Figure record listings
:::
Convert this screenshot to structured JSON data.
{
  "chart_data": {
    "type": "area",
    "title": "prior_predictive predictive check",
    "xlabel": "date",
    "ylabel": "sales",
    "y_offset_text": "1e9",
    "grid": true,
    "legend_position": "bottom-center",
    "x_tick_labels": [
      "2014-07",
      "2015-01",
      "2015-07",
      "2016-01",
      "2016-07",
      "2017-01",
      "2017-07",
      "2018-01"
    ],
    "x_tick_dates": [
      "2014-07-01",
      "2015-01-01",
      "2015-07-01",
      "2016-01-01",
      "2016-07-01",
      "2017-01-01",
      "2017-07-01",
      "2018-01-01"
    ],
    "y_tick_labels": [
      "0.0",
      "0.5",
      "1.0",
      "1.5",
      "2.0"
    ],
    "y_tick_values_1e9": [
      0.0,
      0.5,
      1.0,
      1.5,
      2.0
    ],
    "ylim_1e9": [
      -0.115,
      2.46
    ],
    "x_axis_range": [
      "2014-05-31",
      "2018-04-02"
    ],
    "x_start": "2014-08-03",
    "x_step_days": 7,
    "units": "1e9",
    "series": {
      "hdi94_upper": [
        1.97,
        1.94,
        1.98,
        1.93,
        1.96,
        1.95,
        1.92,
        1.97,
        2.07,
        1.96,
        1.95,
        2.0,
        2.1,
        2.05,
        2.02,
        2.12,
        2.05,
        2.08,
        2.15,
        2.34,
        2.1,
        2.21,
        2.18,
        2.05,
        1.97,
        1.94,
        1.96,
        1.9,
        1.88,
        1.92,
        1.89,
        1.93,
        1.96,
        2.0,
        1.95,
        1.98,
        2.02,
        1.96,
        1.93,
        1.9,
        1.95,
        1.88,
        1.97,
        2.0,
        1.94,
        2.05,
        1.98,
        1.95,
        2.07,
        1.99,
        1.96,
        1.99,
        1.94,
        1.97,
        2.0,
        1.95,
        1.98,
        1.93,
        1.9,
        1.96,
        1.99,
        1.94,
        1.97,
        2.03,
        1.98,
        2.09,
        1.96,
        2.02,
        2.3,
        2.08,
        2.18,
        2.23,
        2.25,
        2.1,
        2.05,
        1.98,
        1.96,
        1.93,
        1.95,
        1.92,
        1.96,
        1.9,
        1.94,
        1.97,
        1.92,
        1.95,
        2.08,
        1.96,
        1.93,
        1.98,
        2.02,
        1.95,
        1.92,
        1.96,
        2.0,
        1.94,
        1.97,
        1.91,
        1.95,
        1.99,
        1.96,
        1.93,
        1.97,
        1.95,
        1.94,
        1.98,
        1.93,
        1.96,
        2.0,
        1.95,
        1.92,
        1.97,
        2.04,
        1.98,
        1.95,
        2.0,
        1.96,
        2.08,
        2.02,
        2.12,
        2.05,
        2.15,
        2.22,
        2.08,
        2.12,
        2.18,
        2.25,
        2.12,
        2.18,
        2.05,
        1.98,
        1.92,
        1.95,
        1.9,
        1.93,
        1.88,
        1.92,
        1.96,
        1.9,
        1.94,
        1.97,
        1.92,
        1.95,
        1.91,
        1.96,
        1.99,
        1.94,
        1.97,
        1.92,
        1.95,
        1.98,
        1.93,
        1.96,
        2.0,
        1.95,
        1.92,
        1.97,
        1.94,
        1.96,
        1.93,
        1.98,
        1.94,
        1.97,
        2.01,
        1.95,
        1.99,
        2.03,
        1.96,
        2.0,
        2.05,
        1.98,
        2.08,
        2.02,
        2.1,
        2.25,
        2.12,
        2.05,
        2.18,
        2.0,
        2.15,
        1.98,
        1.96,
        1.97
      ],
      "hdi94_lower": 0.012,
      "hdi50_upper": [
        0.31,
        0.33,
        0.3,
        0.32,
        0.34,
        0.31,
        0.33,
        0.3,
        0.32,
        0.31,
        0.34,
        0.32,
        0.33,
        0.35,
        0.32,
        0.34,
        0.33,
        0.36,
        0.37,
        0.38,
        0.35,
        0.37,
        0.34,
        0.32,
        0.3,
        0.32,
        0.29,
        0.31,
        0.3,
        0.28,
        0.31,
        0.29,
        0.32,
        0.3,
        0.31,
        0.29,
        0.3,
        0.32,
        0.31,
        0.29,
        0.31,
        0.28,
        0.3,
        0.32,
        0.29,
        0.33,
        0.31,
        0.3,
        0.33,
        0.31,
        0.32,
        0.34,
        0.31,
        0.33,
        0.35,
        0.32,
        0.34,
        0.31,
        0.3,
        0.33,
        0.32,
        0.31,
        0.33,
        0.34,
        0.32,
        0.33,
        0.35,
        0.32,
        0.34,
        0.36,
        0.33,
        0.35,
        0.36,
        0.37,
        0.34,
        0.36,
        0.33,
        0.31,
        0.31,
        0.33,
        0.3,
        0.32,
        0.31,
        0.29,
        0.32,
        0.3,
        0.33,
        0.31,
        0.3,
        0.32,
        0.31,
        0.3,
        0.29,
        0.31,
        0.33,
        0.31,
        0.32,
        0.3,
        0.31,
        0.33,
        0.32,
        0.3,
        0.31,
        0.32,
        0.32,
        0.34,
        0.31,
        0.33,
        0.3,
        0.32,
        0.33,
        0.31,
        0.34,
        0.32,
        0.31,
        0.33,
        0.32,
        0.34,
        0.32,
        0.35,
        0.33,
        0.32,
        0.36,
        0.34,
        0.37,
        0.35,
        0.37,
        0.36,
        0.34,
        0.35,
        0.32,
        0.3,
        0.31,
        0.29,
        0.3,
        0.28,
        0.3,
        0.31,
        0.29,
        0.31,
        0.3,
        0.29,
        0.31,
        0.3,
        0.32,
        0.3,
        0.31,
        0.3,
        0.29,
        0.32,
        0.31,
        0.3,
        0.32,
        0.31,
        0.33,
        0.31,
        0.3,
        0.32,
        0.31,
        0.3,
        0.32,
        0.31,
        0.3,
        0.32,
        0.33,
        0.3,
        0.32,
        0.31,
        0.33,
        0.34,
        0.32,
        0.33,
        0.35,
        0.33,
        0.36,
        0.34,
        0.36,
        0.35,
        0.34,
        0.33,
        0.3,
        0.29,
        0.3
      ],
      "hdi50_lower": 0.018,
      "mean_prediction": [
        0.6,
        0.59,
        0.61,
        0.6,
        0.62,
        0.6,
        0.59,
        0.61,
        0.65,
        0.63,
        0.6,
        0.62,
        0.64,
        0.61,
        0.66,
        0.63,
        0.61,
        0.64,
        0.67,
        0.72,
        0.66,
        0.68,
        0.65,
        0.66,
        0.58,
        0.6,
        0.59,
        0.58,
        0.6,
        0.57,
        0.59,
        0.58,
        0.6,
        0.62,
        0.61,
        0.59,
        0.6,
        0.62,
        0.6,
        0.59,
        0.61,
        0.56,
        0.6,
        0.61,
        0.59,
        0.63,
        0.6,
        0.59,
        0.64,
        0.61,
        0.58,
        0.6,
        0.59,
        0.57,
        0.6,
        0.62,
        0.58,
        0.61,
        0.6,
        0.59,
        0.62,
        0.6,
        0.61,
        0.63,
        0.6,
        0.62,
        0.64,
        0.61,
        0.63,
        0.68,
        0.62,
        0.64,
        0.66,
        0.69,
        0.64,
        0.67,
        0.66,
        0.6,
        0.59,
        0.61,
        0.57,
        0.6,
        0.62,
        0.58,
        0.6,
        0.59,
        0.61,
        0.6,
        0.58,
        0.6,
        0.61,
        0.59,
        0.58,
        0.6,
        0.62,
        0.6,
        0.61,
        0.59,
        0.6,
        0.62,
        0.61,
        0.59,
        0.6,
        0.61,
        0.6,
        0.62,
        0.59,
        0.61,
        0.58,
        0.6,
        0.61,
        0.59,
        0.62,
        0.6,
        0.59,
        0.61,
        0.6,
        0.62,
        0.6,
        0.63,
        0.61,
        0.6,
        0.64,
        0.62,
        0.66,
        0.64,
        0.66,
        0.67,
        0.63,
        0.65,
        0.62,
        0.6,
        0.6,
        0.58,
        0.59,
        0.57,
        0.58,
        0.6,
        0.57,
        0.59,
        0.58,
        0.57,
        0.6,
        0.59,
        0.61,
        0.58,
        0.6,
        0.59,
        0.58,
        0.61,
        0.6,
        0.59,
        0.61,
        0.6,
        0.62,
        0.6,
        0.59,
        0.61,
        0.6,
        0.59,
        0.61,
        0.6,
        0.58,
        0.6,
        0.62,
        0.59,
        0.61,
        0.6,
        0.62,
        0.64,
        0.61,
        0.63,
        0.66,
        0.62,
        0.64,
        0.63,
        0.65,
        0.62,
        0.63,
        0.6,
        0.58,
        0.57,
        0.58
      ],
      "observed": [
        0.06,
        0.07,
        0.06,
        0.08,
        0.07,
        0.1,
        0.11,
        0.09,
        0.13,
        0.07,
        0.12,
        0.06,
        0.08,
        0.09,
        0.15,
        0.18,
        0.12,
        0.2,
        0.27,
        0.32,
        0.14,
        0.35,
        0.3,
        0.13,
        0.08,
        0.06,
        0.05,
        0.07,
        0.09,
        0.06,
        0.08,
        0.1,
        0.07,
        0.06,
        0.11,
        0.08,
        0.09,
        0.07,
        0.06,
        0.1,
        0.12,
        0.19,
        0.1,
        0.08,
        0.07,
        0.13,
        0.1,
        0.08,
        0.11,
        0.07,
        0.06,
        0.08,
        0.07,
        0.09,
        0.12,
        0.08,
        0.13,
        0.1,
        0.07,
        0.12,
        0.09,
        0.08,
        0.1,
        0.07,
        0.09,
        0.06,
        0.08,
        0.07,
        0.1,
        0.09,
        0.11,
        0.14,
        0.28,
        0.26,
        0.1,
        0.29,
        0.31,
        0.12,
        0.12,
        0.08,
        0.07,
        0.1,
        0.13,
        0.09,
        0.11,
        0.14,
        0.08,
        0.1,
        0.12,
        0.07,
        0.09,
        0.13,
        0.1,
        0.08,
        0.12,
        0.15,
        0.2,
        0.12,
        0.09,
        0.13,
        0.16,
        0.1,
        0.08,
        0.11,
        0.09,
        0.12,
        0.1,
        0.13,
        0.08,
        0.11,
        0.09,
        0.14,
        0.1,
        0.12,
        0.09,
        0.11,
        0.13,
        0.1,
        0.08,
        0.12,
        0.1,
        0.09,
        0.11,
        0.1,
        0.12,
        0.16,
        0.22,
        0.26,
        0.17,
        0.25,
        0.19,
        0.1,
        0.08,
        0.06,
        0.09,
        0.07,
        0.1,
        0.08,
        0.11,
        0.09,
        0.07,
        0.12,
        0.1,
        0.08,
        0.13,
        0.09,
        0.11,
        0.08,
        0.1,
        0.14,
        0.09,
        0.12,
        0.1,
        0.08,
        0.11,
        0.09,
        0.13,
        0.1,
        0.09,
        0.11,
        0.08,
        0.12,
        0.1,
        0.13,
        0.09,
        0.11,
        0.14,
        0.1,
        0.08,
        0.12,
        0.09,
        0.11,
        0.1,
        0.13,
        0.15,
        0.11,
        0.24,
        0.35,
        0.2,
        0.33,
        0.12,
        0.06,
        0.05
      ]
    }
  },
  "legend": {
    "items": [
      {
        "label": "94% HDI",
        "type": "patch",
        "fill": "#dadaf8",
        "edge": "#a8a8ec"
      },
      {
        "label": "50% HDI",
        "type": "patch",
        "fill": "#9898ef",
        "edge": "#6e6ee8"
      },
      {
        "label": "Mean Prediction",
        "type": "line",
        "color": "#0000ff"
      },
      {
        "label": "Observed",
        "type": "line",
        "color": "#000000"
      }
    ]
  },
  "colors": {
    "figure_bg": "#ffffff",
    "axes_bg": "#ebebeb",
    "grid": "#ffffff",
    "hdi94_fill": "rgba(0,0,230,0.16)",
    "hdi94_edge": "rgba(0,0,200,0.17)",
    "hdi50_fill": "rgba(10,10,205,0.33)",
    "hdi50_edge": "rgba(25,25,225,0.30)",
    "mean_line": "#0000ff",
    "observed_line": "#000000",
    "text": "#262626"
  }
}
:::
## TASK PROMPT
Go through the material and copy out every line with "rgba" in it.

## WRITTEN REPLY
    "hdi94_fill": "rgba(0,0,230,0.16)",
    "hdi94_edge": "rgba(0,0,200,0.17)",
    "hdi50_fill": "rgba(10,10,205,0.33)",
    "hdi50_edge": "rgba(25,25,225,0.30)",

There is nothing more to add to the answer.